**Do this**: Print the listing that follows, character for character.

**Task inputs**:

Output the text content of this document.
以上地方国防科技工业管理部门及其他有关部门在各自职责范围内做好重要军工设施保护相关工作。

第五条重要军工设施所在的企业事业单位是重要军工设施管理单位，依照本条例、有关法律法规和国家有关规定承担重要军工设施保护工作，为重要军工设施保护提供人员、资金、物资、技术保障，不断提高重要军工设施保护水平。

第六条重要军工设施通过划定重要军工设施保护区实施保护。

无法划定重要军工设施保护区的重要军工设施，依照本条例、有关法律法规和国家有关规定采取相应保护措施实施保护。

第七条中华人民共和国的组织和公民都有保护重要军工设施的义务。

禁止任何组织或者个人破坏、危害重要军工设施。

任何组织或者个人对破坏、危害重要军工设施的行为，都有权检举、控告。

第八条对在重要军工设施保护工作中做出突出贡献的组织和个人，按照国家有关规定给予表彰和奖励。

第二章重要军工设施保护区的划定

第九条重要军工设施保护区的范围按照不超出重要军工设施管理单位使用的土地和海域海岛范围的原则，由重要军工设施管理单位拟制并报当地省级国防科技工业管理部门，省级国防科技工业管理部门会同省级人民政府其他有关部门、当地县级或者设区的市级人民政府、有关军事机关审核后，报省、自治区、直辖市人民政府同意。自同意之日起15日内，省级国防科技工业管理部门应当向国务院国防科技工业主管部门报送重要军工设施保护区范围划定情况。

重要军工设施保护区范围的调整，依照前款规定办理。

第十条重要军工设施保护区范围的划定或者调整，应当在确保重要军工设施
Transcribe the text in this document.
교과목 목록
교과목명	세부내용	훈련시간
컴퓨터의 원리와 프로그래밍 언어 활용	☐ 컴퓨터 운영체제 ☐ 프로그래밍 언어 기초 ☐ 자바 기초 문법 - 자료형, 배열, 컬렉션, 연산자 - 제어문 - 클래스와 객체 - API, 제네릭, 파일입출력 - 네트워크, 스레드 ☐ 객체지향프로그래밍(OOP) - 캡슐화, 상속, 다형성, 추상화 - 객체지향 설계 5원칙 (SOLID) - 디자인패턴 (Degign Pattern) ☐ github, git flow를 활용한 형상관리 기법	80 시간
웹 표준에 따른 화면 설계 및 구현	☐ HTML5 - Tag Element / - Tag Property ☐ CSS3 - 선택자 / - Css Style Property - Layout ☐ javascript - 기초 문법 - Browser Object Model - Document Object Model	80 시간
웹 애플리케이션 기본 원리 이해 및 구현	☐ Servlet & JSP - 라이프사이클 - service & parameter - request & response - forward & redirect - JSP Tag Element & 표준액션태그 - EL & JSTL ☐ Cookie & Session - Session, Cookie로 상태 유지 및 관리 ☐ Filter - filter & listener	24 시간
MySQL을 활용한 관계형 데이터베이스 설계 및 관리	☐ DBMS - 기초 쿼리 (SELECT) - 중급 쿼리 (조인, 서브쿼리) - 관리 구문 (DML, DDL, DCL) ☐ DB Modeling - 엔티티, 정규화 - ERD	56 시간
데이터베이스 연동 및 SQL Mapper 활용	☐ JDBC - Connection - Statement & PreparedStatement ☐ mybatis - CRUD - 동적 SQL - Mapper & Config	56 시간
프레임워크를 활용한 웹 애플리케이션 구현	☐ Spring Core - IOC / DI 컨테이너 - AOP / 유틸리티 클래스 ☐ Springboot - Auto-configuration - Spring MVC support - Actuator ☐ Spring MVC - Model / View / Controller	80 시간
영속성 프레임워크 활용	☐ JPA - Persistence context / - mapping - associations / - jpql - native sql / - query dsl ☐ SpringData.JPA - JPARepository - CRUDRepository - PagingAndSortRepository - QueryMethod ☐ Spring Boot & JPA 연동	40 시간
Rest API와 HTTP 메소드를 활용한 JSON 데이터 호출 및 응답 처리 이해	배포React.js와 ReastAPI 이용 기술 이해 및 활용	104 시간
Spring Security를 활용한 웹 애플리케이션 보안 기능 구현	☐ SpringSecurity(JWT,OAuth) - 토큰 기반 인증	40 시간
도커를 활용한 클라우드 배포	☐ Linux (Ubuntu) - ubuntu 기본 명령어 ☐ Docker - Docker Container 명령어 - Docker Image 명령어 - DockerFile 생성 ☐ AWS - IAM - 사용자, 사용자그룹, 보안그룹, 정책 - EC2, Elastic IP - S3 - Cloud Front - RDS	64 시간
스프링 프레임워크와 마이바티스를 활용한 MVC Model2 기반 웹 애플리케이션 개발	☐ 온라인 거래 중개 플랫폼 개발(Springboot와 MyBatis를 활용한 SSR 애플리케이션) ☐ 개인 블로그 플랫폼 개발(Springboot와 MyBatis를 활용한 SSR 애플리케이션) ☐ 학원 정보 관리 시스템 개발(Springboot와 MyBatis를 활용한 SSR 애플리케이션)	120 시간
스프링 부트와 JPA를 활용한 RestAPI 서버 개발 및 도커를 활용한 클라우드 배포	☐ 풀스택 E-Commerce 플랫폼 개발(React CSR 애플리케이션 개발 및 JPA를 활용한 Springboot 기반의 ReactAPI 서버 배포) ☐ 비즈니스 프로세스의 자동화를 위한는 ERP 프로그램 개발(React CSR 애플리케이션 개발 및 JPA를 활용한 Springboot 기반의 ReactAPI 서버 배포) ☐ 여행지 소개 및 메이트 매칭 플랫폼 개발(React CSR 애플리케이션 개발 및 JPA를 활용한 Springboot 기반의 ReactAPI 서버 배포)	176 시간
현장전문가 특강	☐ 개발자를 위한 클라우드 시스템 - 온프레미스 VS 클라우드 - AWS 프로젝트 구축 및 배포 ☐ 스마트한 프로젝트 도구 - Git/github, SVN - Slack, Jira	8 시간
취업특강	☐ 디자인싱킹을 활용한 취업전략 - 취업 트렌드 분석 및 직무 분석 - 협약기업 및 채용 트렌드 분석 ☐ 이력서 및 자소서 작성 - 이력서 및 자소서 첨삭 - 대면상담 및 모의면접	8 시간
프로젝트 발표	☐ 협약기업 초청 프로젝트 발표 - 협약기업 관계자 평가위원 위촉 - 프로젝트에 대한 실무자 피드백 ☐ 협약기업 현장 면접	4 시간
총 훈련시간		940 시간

**Result of the task**:
Output the text content of this document.
以上地方国防科技工业管理部门及其他有关部门在各自职责范围内做好重要军工设施保护相关工作。

第五条重要军工设施所在的企业事业单位是重要军工设施管理单位，依照本条例、有关法律法规和国家有关规定承担重要军工设施保护工作，为重要军工设施保护提供人员、资金、物资、技术保障，不断提高重要军工设施保护水平。

第六条重要军工设施通过划定重要军工设施保护区实施保护。

无法划定重要军工设施保护区的重要军工设施，依照本条例、有关法律法规和国家有关规定采取相应保护措施实施保护。

第七条中华人民共和国的组织和公民都有保护重要军工设施的义务。

禁止任何组织或者个人破坏、危害重要军工设施。

任何组织或者个人对破坏、危害重要军工设施的行为，都有权检举、控告。

第八条对在重要军工设施保护工作中做出突出贡献的组织和个人，按照国家有关规定给予表彰和奖励。

第二章重要军工设施保护区的划定

第九条重要军工设施保护区的范围按照不超出重要军工设施管理单位使用的土地和海域海岛范围的原则，由重要军工设施管理单位拟制并报当地省级国防科技工业管理部门，省级国防科技工业管理部门会同省级人民政府其他有关部门、当地县级或者设区的市级人民政府、有关军事机关审核后，报省、自治区、直辖市人民政府同意。自同意之日起15日内，省级国防科技工业管理部门应当向国务院国防科技工业主管部门报送重要军工设施保护区范围划定情况。

重要军工设施保护区范围的调整，依照前款规定办理。

第十条重要军工设施保护区范围的划定或者调整，应当在确保重要军工设施
Transcribe the text in this document.
교과목 목록
교과목명	세부내용	훈련시간
컴퓨터의 원리와 프로그래밍 언어 활용	☐ 컴퓨터 운영체제 ☐ 프로그래밍 언어 기초 ☐ 자바 기초 문법 - 자료형, 배열, 컬렉션, 연산자 - 제어문 - 클래스와 객체 - API, 제네릭, 파일입출력 - 네트워크, 스레드 ☐ 객체지향프로그래밍(OOP) - 캡슐화, 상속, 다형성, 추상화 - 객체지향 설계 5원칙 (SOLID) - 디자인패턴 (Degign Pattern) ☐ github, git flow를 활용한 형상관리 기법	80 시간
웹 표준에 따른 화면 설계 및 구현	☐ HTML5 - Tag Element / - Tag Property ☐ CSS3 - 선택자 / - Css Style Property - Layout ☐ javascript - 기초 문법 - Browser Object Model - Document Object Model	80 시간
웹 애플리케이션 기본 원리 이해 및 구현	☐ Servlet & JSP - 라이프사이클 - service & parameter - request & response - forward & redirect - JSP Tag Element & 표준액션태그 - EL & JSTL ☐ Cookie & Session - Session, Cookie로 상태 유지 및 관리 ☐ Filter - filter & listener	24 시간
MySQL을 활용한 관계형 데이터베이스 설계 및 관리	☐ DBMS - 기초 쿼리 (SELECT) - 중급 쿼리 (조인, 서브쿼리) - 관리 구문 (DML, DDL, DCL) ☐ DB Modeling - 엔티티, 정규화 - ERD	56 시간
데이터베이스 연동 및 SQL Mapper 활용	☐ JDBC - Connection - Statement & PreparedStatement ☐ mybatis - CRUD - 동적 SQL - Mapper & Config	56 시간
프레임워크를 활용한 웹 애플리케이션 구현	☐ Spring Core - IOC / DI 컨테이너 - AOP / 유틸리티 클래스 ☐ Springboot - Auto-configuration - Spring MVC support - Actuator ☐ Spring MVC - Model / View / Controller	80 시간
영속성 프레임워크 활용	☐ JPA - Persistence context / - mapping - associations / - jpql - native sql / - query dsl ☐ SpringData.JPA - JPARepository - CRUDRepository - PagingAndSortRepository - QueryMethod ☐ Spring Boot & JPA 연동	40 시간
Rest API와 HTTP 메소드를 활용한 JSON 데이터 호출 및 응답 처리 이해	배포React.js와 ReastAPI 이용 기술 이해 및 활용	104 시간
Spring Security를 활용한 웹 애플리케이션 보안 기능 구현	☐ SpringSecurity(JWT,OAuth) - 토큰 기반 인증	40 시간
도커를 활용한 클라우드 배포	☐ Linux (Ubuntu) - ubuntu 기본 명령어 ☐ Docker - Docker Container 명령어 - Docker Image 명령어 - DockerFile 생성 ☐ AWS - IAM - 사용자, 사용자그룹, 보안그룹, 정책 - EC2, Elastic IP - S3 - Cloud Front - RDS	64 시간
스프링 프레임워크와 마이바티스를 활용한 MVC Model2 기반 웹 애플리케이션 개발	☐ 온라인 거래 중개 플랫폼 개발(Springboot와 MyBatis를 활용한 SSR 애플리케이션) ☐ 개인 블로그 플랫폼 개발(Springboot와 MyBatis를 활용한 SSR 애플리케이션) ☐ 학원 정보 관리 시스템 개발(Springboot와 MyBatis를 활용한 SSR 애플리케이션)	120 시간
스프링 부트와 JPA를 활용한 RestAPI 서버 개발 및 도커를 활용한 클라우드 배포	☐ 풀스택 E-Commerce 플랫폼 개발(React CSR 애플리케이션 개발 및 JPA를 활용한 Springboot 기반의 ReactAPI 서버 배포) ☐ 비즈니스 프로세스의 자동화를 위한는 ERP 프로그램 개발(React CSR 애플리케이션 개발 및 JPA를 활용한 Springboot 기반의 ReactAPI 서버 배포) ☐ 여행지 소개 및 메이트 매칭 플랫폼 개발(React CSR 애플리케이션 개발 및 JPA를 활용한 Springboot 기반의 ReactAPI 서버 배포)	176 시간
현장전문가 특강	☐ 개발자를 위한 클라우드 시스템 - 온프레미스 VS 클라우드 - AWS 프로젝트 구축 및 배포 ☐ 스마트한 프로젝트 도구 - Git/github, SVN - Slack, Jira	8 시간
취업특강	☐ 디자인싱킹을 활용한 취업전략 - 취업 트렌드 분석 및 직무 분석 - 협약기업 및 채용 트렌드 분석 ☐ 이력서 및 자소서 작성 - 이력서 및 자소서 첨삭 - 대면상담 및 모의면접	8 시간
프로젝트 발표	☐ 협약기업 초청 프로젝트 발표 - 협약기업 관계자 평가위원 위촉 - 프로젝트에 대한 실무자 피드백 ☐ 협약기업 현장 면접	4 시간
총 훈련시간		940 시간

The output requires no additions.